◆ **Exercise requirements**: Every record should be written out exactly, please.

◆ **Data to process**:
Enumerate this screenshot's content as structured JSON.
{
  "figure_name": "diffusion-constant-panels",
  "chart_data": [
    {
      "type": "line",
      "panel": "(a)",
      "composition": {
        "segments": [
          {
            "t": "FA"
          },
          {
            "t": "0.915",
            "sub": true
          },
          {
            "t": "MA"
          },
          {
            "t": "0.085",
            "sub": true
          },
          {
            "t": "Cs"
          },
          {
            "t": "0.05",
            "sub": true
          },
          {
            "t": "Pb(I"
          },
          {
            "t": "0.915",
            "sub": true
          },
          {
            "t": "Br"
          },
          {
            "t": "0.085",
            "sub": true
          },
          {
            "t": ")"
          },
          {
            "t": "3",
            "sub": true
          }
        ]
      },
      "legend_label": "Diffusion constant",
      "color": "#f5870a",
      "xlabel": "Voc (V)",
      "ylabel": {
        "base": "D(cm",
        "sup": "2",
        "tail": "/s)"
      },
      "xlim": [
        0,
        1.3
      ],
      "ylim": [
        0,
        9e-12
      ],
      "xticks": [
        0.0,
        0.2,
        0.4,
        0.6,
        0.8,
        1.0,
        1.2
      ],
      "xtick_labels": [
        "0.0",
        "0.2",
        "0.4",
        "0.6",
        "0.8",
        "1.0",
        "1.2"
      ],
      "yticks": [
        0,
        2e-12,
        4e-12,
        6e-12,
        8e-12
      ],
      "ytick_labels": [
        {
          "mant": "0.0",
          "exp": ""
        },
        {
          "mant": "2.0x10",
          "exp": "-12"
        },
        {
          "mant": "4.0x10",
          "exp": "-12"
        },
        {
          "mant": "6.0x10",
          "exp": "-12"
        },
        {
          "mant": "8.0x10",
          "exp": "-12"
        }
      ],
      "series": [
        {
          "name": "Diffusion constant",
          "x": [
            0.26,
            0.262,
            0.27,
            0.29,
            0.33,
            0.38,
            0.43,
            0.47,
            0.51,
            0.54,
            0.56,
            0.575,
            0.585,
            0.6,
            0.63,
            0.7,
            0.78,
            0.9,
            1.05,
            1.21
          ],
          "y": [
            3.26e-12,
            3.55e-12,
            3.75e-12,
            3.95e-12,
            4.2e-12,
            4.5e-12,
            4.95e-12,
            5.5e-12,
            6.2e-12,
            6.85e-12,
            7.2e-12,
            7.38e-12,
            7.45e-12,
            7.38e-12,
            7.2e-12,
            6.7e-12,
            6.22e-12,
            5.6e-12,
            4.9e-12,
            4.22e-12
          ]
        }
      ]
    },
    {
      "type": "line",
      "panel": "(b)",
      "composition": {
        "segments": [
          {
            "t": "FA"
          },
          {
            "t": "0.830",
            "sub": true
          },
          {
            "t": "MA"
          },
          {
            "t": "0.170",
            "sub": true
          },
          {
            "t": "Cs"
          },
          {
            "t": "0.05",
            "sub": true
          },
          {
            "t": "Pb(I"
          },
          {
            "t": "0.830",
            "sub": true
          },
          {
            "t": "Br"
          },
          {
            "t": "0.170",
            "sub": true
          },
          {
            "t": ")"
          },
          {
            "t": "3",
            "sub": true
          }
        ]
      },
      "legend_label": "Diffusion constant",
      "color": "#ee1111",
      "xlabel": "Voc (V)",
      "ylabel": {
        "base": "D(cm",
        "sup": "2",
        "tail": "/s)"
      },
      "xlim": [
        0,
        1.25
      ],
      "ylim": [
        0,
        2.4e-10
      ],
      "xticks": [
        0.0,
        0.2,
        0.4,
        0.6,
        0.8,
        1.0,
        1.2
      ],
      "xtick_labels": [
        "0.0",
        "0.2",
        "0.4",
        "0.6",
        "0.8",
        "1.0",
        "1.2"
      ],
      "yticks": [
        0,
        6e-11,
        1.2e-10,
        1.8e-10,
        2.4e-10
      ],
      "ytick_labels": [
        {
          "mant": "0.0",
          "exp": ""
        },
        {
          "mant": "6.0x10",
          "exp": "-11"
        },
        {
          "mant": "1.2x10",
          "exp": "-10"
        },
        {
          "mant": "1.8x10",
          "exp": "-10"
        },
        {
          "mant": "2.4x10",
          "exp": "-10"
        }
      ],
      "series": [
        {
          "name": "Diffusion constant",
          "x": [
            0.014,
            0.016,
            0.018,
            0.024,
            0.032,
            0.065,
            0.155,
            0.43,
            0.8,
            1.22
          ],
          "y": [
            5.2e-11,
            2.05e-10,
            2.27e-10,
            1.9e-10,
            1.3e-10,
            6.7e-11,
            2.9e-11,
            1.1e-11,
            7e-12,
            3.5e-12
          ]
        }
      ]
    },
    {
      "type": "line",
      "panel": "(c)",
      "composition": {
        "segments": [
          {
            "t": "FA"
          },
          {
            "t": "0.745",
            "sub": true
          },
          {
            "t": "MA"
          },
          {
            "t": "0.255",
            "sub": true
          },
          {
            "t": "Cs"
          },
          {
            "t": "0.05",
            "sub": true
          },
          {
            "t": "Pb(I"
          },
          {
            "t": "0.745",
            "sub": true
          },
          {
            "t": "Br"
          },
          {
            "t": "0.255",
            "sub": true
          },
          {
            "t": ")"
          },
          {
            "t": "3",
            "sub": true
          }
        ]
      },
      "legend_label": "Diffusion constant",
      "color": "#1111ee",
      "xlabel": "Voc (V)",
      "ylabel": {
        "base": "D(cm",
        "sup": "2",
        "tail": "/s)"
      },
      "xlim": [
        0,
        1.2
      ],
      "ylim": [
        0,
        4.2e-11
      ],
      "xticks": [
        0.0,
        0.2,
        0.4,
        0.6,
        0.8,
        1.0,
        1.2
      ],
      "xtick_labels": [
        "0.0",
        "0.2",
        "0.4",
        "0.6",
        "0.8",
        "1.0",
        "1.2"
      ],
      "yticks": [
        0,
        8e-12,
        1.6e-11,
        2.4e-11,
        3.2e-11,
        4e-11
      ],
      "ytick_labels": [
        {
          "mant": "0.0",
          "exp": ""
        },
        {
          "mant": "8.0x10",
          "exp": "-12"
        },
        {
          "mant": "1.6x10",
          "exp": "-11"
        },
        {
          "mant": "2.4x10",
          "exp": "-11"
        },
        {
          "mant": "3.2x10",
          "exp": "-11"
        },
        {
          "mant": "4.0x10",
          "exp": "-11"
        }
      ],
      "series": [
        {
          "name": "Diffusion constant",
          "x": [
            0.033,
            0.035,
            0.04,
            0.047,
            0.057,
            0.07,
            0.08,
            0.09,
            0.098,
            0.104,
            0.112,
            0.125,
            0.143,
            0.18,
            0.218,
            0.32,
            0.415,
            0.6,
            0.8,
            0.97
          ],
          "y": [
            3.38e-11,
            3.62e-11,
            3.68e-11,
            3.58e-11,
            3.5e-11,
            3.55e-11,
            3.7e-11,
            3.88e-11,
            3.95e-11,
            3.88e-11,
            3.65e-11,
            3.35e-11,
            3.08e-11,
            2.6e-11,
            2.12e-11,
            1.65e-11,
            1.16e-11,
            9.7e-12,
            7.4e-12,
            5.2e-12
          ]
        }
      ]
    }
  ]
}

◆ **Exercise answer**:
Enumerate this screenshot's content as structured JSON.
{
  "figure_name": "diffusion-constant-panels",
  "chart_data": [
    {
      "type": "line",
      "panel": "(a)",
      "composition": {
        "segments": [
          {
            "t": "FA"
          },
          {
            "t": "0.915",
            "sub": true
          },
          {
            "t": "MA"
          },
          {
            "t": "0.085",
            "sub": true
          },
          {
            "t": "Cs"
          },
          {
            "t": "0.05",
            "sub": true
          },
          {
            "t": "Pb(I"
          },
          {
            "t": "0.915",
            "sub": true
          },
          {
            "t": "Br"
          },
          {
            "t": "0.085",
            "sub": true
          },
          {
            "t": ")"
          },
          {
            "t": "3",
            "sub": true
          }
        ]
      },
      "legend_label": "Diffusion constant",
      "color": "#f5870a",
      "xlabel": "Voc (V)",
      "ylabel": {
        "base": "D(cm",
        "sup": "2",
        "tail": "/s)"
      },
      "xlim": [
        0,
        1.3
      ],
      "ylim": [
        0,
        9e-12
      ],
      "xticks": [
        0.0,
        0.2,
        0.4,
        0.6,
        0.8,
        1.0,
        1.2
      ],
      "xtick_labels": [
        "0.0",
        "0.2",
        "0.4",
        "0.6",
        "0.8",
        "1.0",
        "1.2"
      ],
      "yticks": [
        0,
        2e-12,
        4e-12,
        6e-12,
        8e-12
      ],
      "ytick_labels": [
        {
          "mant": "0.0",
          "exp": ""
        },
        {
          "mant": "2.0x10",
          "exp": "-12"
        },
        {
          "mant": "4.0x10",
          "exp": "-12"
        },
        {
          "mant": "6.0x10",
          "exp": "-12"
        },
        {
          "mant": "8.0x10",
          "exp": "-12"
        }
      ],
      "series": [
        {
          "name": "Diffusion constant",
          "x": [
            0.26,
            0.262,
            0.27,
            0.29,
            0.33,
            0.38,
            0.43,
            0.47,
            0.51,
            0.54,
            0.56,
            0.575,
            0.585,
            0.6,
            0.63,
            0.7,
            0.78,
            0.9,
            1.05,
            1.21
          ],
          "y": [
            3.26e-12,
            3.55e-12,
            3.75e-12,
            3.95e-12,
            4.2e-12,
            4.5e-12,
            4.95e-12,
            5.5e-12,
            6.2e-12,
            6.85e-12,
            7.2e-12,
            7.38e-12,
            7.45e-12,
            7.38e-12,
            7.2e-12,
            6.7e-12,
            6.22e-12,
            5.6e-12,
            4.9e-12,
            4.22e-12
          ]
        }
      ]
    },
    {
      "type": "line",
      "panel": "(b)",
      "composition": {
        "segments": [
          {
            "t": "FA"
          },
          {
            "t": "0.830",
            "sub": true
          },
          {
            "t": "MA"
          },
          {
            "t": "0.170",
            "sub": true
          },
          {
            "t": "Cs"
          },
          {
            "t": "0.05",
            "sub": true
          },
          {
            "t": "Pb(I"
          },
          {
            "t": "0.830",
            "sub": true
          },
          {
            "t": "Br"
          },
          {
            "t": "0.170",
            "sub": true
          },
          {
            "t": ")"
          },
          {
            "t": "3",
            "sub": true
          }
        ]
      },
      "legend_label": "Diffusion constant",
      "color": "#ee1111",
      "xlabel": "Voc (V)",
      "ylabel": {
        "base": "D(cm",
        "sup": "2",
        "tail": "/s)"
      },
      "xlim": [
        0,
        1.25
      ],
      "ylim": [
        0,
        2.4e-10
      ],
      "xticks": [
        0.0,
        0.2,
        0.4,
        0.6,
        0.8,
        1.0,
        1.2
      ],
      "xtick_labels": [
        "0.0",
        "0.2",
        "0.4",
        "0.6",
        "0.8",
        "1.0",
        "1.2"
      ],
      "yticks": [
        0,
        6e-11,
        1.2e-10,
        1.8e-10,
        2.4e-10
      ],
      "ytick_labels": [
        {
          "mant": "0.0",
          "exp": ""
        },
        {
          "mant": "6.0x10",
          "exp": "-11"
        },
        {
          "mant": "1.2x10",
          "exp": "-10"
        },
        {
          "mant": "1.8x10",
          "exp": "-10"
        },
        {
          "mant": "2.4x10",
          "exp": "-10"
        }
      ],
      "series": [
        {
          "name": "Diffusion constant",
          "x": [
            0.014,
            0.016,
            0.018,
            0.024,
            0.032,
            0.065,
            0.155,
            0.43,
            0.8,
            1.22
          ],
          "y": [
            5.2e-11,
            2.05e-10,
            2.27e-10,
            1.9e-10,
            1.3e-10,
            6.7e-11,
            2.9e-11,
            1.1e-11,
            7e-12,
            3.5e-12
          ]
        }
      ]
    },
    {
      "type": "line",
      "panel": "(c)",
      "composition": {
        "segments": [
          {
            "t": "FA"
          },
          {
            "t": "0.745",
            "sub": true
          },
          {
            "t": "MA"
          },
          {
            "t": "0.255",
            "sub": true
          },
          {
            "t": "Cs"
          },
          {
            "t": "0.05",
            "sub": true
          },
          {
            "t": "Pb(I"
          },
          {
            "t": "0.745",
            "sub": true
          },
          {
            "t": "Br"
          },
          {
            "t": "0.255",
            "sub": true
          },
          {
            "t": ")"
          },
          {
            "t": "3",
            "sub": true
          }
        ]
      },
      "legend_label": "Diffusion constant",
      "color": "#1111ee",
      "xlabel": "Voc (V)",
      "ylabel": {
        "base": "D(cm",
        "sup": "2",
        "tail": "/s)"
      },
      "xlim": [
        0,
        1.2
      ],
      "ylim": [
        0,
        4.2e-11
      ],
      "xticks": [
        0.0,
        0.2,
        0.4,
        0.6,
        0.8,
        1.0,
        1.2
      ],
      "xtick_labels": [
        "0.0",
        "0.2",
        "0.4",
        "0.6",
        "0.8",
        "1.0",
        "1.2"
      ],
      "yticks": [
        0,
        8e-12,
        1.6e-11,
        2.4e-11,
        3.2e-11,
        4e-11
      ],
      "ytick_labels": [
        {
          "mant": "0.0",
          "exp": ""
        },
        {
          "mant": "8.0x10",
          "exp": "-12"
        },
        {
          "mant": "1.6x10",
          "exp": "-11"
        },
        {
          "mant": "2.4x10",
          "exp": "-11"
        },
        {
          "mant": "3.2x10",
          "exp": "-11"
        },
        {
          "mant": "4.0x10",
          "exp": "-11"
        }
      ],
      "series": [
        {
          "name": "Diffusion constant",
          "x": [
            0.033,
            0.035,
            0.04,
            0.047,
            0.057,
            0.07,
            0.08,
            0.09,
            0.098,
            0.104,
            0.112,
            0.125,
            0.143,
            0.18,
            0.218,
            0.32,
            0.415,
            0.6,
            0.8,
            0.97
          ],
          "y": [
            3.38e-11,
            3.62e-11,
            3.68e-11,
            3.58e-11,
            3.5e-11,
            3.55e-11,
            3.7e-11,
            3.88e-11,
            3.95e-11,
            3.88e-11,
            3.65e-11,
            3.35e-11,
            3.08e-11,
            2.6e-11,
            2.12e-11,
            1.65e-11,
            1.16e-11,
            9.7e-12,
            7.4e-12,
            5.2e-12
          ]
        }
      ]
    }
  ]
}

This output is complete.